╭─ Dataset excerpts

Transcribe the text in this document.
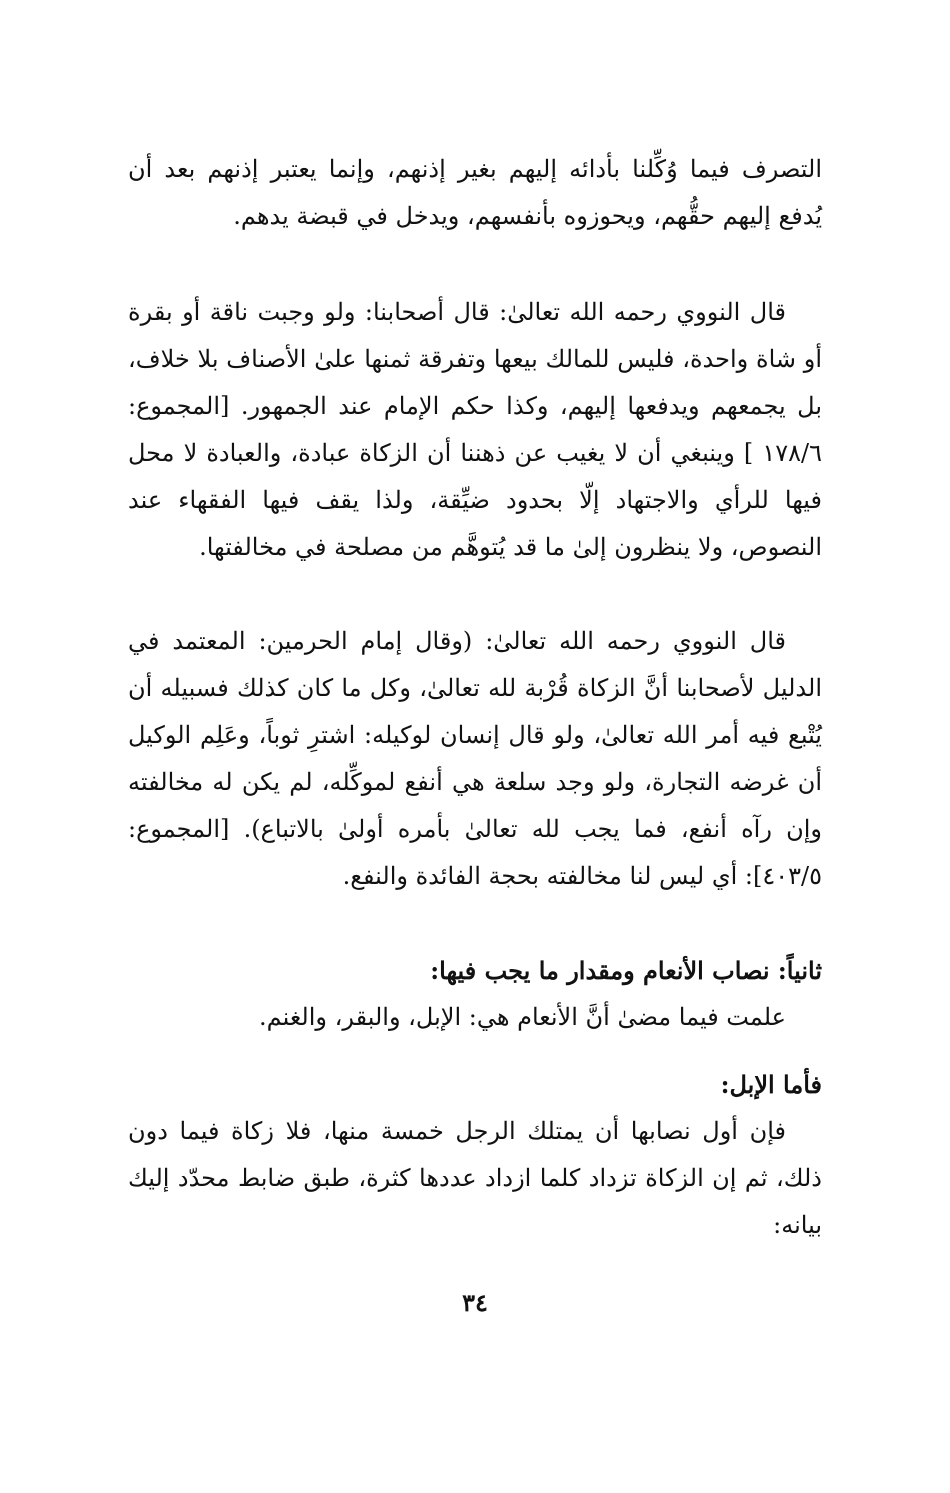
التصرف فيما وُكِّلنا بأدائه إليهم بغير إذنهم، وإنما يعتبر إذنهم بعد أن يُدفع إليهم حقُّهم، ويحوزوه بأنفسهم، ويدخل في قبضة يدهم.

قال النووي رحمه الله تعالىٰ: قال أصحابنا: ولو وجبت ناقة أو بقرة أو شاة واحدة، فليس للمالك بيعها وتفرقة ثمنها علىٰ الأصناف بلا خلاف، بل يجمعهم ويدفعها إليهم، وكذا حكم الإمام عند الجمهور. [المجموع: ١٧٨/٦ ] وينبغي أن لا يغيب عن ذهننا أن الزكاة عبادة، والعبادة لا محل فيها للرأي والاجتهاد إلّا بحدود ضيِّقة، ولذا يقف فيها الفقهاء عند النصوص، ولا ينظرون إلىٰ ما قد يُتوهَّم من مصلحة في مخالفتها.

قال النووي رحمه الله تعالىٰ: (وقال إمام الحرمين: المعتمد في الدليل لأصحابنا أنَّ الزكاة قُرْبة لله تعالىٰ، وكل ما كان كذلك فسبيله أن يُتْبع فيه أمر الله تعالىٰ، ولو قال إنسان لوكيله: اشترِ ثوباً، وعَلِم الوكيل أن غرضه التجارة، ولو وجد سلعة هي أنفع لموكِّله، لم يكن له مخالفته وإن رآه أنفع، فما يجب لله تعالىٰ بأمره أولىٰ بالاتباع). [المجموع: ٤٠٣/٥]: أي ليس لنا مخالفته بحجة الفائدة والنفع.

ثانياً: نصاب الأنعام ومقدار ما يجب فيها:

علمت فيما مضىٰ أنَّ الأنعام هي: الإبل، والبقر، والغنم.

فأما الإبل:

فإن أول نصابها أن يمتلك الرجل خمسة منها، فلا زكاة فيما دون ذلك، ثم إن الزكاة تزداد كلما ازداد عددها كثرة، طبق ضابط محدّد إليك بيانه:

٣٤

╰─

◆ Work required
From the entries, copy out each line containing the word "الإبل".

◆ Task answer
علمت فيما مضىٰ أنَّ الأنعام هي: الإبل، والبقر، والغنم.
فأما الإبل:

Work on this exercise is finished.